### Problem
What follows is a set of records; repeat all of them exactly.

::: Information given :::

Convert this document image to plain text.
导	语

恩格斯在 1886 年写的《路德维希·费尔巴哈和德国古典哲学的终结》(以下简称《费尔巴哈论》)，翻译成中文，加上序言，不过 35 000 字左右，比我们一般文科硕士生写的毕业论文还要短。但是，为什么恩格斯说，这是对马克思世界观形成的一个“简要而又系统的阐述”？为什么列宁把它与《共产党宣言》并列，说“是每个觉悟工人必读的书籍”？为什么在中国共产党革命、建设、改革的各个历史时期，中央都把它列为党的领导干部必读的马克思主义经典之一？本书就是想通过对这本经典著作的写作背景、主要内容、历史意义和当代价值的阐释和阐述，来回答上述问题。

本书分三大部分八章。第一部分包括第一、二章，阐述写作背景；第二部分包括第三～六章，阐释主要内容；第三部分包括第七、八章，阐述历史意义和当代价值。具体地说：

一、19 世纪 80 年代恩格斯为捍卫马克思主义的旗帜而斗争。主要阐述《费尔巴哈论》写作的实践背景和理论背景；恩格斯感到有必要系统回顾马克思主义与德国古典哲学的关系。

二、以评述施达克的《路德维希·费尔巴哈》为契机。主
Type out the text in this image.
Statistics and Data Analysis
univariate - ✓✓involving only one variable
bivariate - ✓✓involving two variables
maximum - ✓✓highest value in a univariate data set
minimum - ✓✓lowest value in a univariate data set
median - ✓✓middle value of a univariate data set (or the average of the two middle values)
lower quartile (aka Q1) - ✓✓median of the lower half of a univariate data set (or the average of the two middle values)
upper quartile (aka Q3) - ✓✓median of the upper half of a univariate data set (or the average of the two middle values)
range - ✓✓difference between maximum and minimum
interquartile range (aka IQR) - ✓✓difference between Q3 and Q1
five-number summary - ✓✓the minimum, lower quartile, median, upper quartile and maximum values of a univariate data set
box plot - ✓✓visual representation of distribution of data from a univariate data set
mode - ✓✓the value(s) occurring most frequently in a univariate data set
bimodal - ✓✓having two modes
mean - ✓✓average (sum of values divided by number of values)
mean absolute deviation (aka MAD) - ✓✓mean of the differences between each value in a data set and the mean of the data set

:::

### Full output
Convert this document image to plain text.
导	语

恩格斯在 1886 年写的《路德维希·费尔巴哈和德国古典哲学的终结》(以下简称《费尔巴哈论》)，翻译成中文，加上序言，不过 35 000 字左右，比我们一般文科硕士生写的毕业论文还要短。但是，为什么恩格斯说，这是对马克思世界观形成的一个“简要而又系统的阐述”？为什么列宁把它与《共产党宣言》并列，说“是每个觉悟工人必读的书籍”？为什么在中国共产党革命、建设、改革的各个历史时期，中央都把它列为党的领导干部必读的马克思主义经典之一？本书就是想通过对这本经典著作的写作背景、主要内容、历史意义和当代价值的阐释和阐述，来回答上述问题。

本书分三大部分八章。第一部分包括第一、二章，阐述写作背景；第二部分包括第三～六章，阐释主要内容；第三部分包括第七、八章，阐述历史意义和当代价值。具体地说：

一、19 世纪 80 年代恩格斯为捍卫马克思主义的旗帜而斗争。主要阐述《费尔巴哈论》写作的实践背景和理论背景；恩格斯感到有必要系统回顾马克思主义与德国古典哲学的关系。

二、以评述施达克的《路德维希·费尔巴哈》为契机。主
Type out the text in this image.
Statistics and Data Analysis
univariate - ✓✓involving only one variable
bivariate - ✓✓involving two variables
maximum - ✓✓highest value in a univariate data set
minimum - ✓✓lowest value in a univariate data set
median - ✓✓middle value of a univariate data set (or the average of the two middle values)
lower quartile (aka Q1) - ✓✓median of the lower half of a univariate data set (or the average of the two middle values)
upper quartile (aka Q3) - ✓✓median of the upper half of a univariate data set (or the average of the two middle values)
range - ✓✓difference between maximum and minimum
interquartile range (aka IQR) - ✓✓difference between Q3 and Q1
five-number summary - ✓✓the minimum, lower quartile, median, upper quartile and maximum values of a univariate data set
box plot - ✓✓visual representation of distribution of data from a univariate data set
mode - ✓✓the value(s) occurring most frequently in a univariate data set
bimodal - ✓✓having two modes
mean - ✓✓average (sum of values divided by number of values)
mean absolute deviation (aka MAD) - ✓✓mean of the differences between each value in a data set and the mean of the data set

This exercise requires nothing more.